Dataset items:
☆ ☆ ☆
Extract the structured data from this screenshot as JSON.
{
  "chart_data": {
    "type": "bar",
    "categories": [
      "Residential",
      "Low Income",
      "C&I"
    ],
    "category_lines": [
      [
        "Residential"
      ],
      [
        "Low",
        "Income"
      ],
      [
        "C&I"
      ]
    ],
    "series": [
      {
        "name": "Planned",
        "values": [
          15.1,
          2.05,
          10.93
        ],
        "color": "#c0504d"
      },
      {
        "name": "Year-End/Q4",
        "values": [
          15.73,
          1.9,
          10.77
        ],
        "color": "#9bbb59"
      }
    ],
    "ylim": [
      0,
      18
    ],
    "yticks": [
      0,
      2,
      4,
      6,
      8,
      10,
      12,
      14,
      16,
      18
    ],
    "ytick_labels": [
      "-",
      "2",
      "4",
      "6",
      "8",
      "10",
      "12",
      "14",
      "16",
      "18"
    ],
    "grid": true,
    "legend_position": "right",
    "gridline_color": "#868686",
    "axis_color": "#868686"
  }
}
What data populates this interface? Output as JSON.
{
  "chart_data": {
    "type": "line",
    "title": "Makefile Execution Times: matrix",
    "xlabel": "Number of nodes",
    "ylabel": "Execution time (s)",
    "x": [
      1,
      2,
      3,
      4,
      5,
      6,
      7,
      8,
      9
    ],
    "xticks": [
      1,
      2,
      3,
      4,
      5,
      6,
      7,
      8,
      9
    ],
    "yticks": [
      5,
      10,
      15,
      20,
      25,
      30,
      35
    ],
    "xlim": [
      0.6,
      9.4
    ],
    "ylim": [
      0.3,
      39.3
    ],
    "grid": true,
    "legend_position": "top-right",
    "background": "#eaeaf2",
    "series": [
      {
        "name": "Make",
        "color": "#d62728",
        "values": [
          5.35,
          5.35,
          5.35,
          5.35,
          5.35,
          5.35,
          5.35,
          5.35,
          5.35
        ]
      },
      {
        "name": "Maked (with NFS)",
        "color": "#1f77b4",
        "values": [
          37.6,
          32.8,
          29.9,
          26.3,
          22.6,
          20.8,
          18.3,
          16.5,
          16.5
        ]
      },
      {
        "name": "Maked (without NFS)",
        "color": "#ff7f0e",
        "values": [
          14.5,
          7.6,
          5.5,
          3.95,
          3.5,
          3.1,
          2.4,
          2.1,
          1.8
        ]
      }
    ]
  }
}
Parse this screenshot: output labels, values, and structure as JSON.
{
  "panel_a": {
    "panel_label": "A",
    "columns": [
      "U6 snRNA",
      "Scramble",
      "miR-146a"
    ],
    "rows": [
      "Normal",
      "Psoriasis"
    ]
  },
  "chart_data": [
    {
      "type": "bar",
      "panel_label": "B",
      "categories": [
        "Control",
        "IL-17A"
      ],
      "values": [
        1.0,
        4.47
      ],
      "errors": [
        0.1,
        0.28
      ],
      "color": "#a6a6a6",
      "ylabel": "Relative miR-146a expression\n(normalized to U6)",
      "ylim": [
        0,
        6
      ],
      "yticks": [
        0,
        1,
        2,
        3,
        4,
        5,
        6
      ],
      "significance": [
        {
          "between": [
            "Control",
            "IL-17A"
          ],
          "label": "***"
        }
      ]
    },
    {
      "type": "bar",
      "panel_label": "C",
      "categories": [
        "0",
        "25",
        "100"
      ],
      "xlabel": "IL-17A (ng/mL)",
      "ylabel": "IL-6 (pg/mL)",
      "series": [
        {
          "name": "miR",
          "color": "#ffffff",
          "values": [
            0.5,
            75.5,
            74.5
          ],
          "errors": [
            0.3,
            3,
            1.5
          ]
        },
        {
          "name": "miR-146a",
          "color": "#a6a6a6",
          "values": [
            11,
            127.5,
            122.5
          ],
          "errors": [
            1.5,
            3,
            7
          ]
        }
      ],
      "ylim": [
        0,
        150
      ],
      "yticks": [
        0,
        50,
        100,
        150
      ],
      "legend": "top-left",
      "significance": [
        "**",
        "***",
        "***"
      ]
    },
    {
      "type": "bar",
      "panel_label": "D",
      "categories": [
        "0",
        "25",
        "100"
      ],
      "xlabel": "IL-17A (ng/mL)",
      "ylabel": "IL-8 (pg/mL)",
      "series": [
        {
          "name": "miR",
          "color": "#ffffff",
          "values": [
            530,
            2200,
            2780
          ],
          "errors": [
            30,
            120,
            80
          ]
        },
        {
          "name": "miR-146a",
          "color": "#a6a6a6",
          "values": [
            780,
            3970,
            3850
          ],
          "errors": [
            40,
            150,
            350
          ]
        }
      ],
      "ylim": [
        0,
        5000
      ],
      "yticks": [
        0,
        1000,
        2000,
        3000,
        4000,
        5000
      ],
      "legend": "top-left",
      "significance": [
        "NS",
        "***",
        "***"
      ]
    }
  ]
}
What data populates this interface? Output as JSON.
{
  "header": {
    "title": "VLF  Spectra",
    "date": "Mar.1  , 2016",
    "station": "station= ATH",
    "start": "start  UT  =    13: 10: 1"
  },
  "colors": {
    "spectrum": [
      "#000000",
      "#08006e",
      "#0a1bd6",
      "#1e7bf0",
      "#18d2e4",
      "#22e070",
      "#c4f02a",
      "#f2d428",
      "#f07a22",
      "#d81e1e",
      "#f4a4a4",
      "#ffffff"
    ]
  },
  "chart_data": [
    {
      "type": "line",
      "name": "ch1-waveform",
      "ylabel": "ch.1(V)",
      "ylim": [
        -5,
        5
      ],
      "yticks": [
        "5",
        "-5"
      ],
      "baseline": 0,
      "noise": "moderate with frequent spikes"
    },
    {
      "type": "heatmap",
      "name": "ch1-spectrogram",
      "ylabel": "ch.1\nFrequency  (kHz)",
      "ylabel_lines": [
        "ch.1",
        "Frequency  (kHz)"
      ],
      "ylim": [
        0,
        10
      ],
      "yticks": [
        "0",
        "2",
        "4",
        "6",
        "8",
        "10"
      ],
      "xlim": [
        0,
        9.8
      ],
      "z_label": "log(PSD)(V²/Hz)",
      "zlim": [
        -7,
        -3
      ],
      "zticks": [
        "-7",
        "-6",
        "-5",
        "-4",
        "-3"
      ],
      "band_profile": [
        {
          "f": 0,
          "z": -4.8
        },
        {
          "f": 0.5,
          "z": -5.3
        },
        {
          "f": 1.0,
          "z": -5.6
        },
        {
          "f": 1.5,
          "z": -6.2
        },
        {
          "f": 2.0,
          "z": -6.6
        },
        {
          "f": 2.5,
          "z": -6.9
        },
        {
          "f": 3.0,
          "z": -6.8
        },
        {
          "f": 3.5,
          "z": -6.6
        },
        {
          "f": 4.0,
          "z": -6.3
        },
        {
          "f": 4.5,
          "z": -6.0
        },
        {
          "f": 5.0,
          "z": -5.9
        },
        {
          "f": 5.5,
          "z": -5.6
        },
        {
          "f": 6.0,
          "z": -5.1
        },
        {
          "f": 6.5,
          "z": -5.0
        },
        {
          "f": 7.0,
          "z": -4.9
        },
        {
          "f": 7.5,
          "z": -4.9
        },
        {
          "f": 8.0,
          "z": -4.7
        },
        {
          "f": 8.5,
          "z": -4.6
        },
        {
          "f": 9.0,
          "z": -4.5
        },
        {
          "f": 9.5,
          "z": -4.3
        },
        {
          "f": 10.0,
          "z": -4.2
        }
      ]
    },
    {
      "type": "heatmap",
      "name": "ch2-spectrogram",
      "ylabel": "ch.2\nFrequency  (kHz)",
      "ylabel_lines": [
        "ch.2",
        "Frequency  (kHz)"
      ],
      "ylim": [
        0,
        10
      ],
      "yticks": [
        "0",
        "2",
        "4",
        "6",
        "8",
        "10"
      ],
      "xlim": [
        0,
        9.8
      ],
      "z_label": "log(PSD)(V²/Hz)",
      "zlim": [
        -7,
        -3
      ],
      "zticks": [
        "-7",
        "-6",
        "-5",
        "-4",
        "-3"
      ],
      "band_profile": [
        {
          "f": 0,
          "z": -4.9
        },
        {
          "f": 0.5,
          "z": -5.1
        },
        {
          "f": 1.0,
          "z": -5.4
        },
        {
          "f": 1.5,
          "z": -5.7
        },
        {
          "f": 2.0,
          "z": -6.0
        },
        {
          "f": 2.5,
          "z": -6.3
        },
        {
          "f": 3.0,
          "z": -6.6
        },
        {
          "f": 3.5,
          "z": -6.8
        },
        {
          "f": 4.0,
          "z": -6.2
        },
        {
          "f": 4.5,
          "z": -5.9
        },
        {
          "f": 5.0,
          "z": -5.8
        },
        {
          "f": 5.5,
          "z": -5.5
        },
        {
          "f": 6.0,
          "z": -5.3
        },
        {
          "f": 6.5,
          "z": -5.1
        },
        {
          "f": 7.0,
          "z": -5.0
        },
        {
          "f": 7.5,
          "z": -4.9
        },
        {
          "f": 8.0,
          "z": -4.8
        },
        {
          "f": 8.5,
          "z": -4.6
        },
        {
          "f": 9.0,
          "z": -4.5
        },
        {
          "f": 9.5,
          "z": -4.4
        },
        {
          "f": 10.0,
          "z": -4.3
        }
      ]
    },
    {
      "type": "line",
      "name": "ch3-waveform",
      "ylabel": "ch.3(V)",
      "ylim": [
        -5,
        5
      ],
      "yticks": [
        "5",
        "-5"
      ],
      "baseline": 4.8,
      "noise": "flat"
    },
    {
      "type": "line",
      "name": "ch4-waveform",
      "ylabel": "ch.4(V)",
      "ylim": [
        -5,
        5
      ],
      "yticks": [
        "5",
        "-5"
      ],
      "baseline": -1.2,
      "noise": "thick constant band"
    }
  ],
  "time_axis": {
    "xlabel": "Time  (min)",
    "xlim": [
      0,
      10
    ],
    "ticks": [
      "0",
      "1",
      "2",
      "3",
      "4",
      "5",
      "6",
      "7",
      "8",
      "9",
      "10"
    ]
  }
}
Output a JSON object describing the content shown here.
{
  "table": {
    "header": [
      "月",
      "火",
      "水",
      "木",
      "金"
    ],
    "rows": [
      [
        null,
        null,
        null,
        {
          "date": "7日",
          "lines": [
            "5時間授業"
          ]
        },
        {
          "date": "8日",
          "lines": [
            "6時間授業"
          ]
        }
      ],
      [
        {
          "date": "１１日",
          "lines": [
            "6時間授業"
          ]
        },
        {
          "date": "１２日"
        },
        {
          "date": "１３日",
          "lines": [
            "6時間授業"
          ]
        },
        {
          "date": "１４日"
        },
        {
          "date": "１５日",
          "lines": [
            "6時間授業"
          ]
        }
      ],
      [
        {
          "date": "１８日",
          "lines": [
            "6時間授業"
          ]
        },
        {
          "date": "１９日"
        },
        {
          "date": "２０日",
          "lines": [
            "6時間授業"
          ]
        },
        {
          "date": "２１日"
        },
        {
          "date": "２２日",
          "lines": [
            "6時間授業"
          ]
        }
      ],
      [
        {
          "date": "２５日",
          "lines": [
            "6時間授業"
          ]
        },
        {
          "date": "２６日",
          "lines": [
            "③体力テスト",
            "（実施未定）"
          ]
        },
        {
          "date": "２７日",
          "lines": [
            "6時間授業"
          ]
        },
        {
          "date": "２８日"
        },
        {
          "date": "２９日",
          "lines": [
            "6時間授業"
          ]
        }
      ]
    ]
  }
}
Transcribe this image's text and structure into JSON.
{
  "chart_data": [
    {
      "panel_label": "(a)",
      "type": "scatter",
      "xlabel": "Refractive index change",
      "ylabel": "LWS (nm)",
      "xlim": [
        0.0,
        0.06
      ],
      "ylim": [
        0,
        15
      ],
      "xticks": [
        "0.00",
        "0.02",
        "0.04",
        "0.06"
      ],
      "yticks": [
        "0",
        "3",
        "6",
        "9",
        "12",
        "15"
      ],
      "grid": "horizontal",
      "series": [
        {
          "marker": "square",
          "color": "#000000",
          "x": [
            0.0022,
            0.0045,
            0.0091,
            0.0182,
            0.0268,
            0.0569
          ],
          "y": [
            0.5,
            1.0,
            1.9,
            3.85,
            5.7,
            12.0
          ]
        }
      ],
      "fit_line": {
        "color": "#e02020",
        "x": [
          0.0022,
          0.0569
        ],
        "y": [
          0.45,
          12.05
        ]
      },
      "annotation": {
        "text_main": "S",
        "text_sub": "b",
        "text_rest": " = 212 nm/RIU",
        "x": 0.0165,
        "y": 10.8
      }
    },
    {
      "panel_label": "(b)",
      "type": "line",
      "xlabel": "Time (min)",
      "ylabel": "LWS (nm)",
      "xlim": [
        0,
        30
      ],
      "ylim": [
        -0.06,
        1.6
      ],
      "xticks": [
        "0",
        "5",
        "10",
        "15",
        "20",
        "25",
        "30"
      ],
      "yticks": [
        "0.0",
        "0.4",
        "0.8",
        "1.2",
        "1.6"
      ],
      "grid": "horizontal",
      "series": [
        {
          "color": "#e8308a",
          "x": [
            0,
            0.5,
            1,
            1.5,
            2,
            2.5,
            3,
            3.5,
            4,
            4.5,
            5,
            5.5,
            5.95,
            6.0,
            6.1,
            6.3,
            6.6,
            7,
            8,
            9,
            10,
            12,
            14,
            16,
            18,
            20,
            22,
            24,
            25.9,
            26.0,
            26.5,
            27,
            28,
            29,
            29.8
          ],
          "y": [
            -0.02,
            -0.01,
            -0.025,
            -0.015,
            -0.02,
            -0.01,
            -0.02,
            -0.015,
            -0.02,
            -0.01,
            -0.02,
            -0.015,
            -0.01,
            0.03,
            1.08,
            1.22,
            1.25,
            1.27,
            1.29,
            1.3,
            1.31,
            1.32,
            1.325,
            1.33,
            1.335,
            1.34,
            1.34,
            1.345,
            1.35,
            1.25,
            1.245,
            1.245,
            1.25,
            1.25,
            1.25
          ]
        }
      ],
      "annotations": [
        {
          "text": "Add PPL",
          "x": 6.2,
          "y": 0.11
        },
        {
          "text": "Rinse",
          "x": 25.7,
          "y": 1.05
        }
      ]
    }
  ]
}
☆ ☆ ☆
WRITTEN EXERCISE: Find every line in the records that has the string "right", then state how many there are and nothing else.

EXERCISE RESULT: 2